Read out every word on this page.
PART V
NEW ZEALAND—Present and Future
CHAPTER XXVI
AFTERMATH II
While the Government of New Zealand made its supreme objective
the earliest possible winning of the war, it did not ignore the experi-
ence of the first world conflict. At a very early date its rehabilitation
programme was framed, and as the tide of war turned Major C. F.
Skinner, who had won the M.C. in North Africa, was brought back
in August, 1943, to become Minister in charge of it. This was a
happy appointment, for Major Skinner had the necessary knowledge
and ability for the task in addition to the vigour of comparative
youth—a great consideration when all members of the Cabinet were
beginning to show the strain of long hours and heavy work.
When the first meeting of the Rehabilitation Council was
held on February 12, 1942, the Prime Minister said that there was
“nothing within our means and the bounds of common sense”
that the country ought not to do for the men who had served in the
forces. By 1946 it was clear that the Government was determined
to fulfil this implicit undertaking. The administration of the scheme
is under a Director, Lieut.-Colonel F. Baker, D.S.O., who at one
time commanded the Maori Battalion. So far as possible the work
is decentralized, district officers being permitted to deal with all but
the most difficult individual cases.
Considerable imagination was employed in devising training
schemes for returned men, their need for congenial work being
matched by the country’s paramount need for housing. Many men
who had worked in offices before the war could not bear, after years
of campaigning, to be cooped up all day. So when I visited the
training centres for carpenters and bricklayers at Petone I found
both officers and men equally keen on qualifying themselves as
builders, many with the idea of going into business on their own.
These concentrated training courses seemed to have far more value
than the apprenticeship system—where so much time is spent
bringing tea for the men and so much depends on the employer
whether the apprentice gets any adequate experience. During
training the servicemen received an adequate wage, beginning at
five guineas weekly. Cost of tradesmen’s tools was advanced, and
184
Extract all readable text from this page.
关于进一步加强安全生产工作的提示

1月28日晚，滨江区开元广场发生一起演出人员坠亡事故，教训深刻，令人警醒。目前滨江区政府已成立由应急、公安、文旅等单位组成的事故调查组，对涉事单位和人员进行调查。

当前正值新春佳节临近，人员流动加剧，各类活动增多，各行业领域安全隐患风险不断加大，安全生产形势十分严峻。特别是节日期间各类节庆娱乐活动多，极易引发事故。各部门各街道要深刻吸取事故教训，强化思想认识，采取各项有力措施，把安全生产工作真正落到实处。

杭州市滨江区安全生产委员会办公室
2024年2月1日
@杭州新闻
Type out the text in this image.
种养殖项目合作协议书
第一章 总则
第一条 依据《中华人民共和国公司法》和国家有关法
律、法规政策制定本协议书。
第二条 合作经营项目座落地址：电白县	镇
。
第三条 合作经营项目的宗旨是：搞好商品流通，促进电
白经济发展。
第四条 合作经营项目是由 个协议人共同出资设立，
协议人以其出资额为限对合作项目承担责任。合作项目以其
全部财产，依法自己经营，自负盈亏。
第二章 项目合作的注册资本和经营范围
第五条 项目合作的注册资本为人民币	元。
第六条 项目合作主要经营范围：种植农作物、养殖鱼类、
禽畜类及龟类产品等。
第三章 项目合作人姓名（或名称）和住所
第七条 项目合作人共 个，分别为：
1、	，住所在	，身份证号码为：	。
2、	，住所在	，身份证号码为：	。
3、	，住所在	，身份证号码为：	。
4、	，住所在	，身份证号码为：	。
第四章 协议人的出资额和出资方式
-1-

> Required work: Extract every line from the one containing "Type out the text in this image." to the end of the entries, including both of those lines, exactly as given and with nothing added.

> Solved problem:
Type out the text in this image.
种养殖项目合作协议书
第一章 总则
第一条 依据《中华人民共和国公司法》和国家有关法
律、法规政策制定本协议书。
第二条 合作经营项目座落地址：电白县	镇
。
第三条 合作经营项目的宗旨是：搞好商品流通，促进电
白经济发展。
第四条 合作经营项目是由 个协议人共同出资设立，
协议人以其出资额为限对合作项目承担责任。合作项目以其
全部财产，依法自己经营，自负盈亏。
第二章 项目合作的注册资本和经营范围
第五条 项目合作的注册资本为人民币	元。
第六条 项目合作主要经营范围：种植农作物、养殖鱼类、
禽畜类及龟类产品等。
第三章 项目合作人姓名（或名称）和住所
第七条 项目合作人共 个，分别为：
1、	，住所在	，身份证号码为：	。
2、	，住所在	，身份证号码为：	。
3、	，住所在	，身份证号码为：	。
4、	，住所在	，身份证号码为：	。
第四章 协议人的出资额和出资方式
-1-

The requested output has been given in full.